Exercise aim: Set down all of the entries word for word, omitting the images they contain.

Exercise data:
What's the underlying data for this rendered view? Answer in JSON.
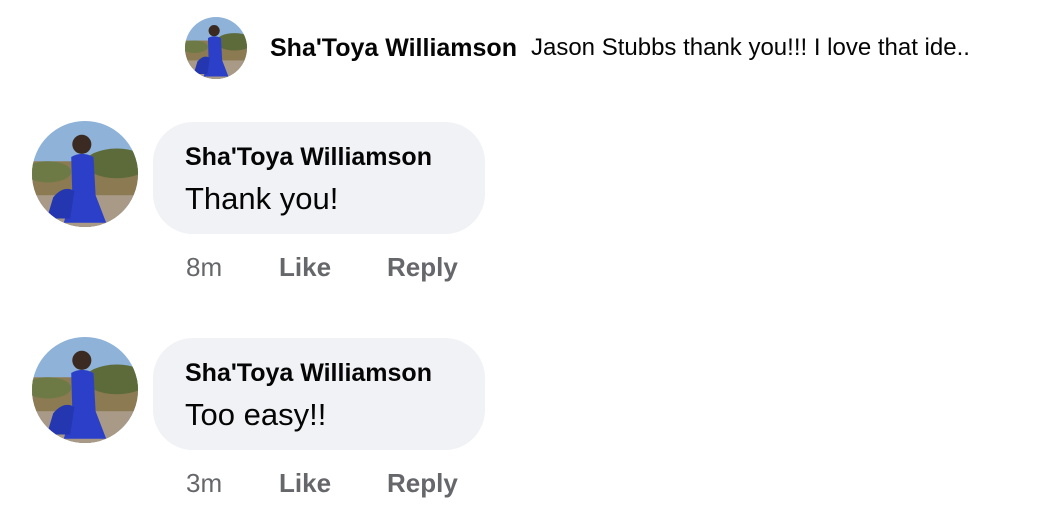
{
  "preview_reply": {
    "author": "Sha'Toya Williamson",
    "text": "Jason Stubbs thank you!!! I love that ide.."
  },
  "comments": [
    {
      "author": "Sha'Toya Williamson",
      "text": "Thank you!",
      "time": "8m",
      "like_label": "Like",
      "reply_label": "Reply"
    },
    {
      "author": "Sha'Toya Williamson",
      "text": "Too easy!!",
      "time": "3m",
      "like_label": "Like",
      "reply_label": "Reply"
    }
  ],
  "colors": {
    "bubble_bg": "#f0f2f5",
    "text_primary": "#050505",
    "text_secondary": "#65676b"
  }
}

Exercise response:
What's the underlying data for this rendered view? Answer in JSON.
{
  "preview_reply": {
    "author": "Sha'Toya Williamson",
    "text": "Jason Stubbs thank you!!! I love that ide.."
  },
  "comments": [
    {
      "author": "Sha'Toya Williamson",
      "text": "Thank you!",
      "time": "8m",
      "like_label": "Like",
      "reply_label": "Reply"
    },
    {
      "author": "Sha'Toya Williamson",
      "text": "Too easy!!",
      "time": "3m",
      "like_label": "Like",
      "reply_label": "Reply"
    }
  ],
  "colors": {
    "bubble_bg": "#f0f2f5",
    "text_primary": "#050505",
    "text_secondary": "#65676b"
  }
}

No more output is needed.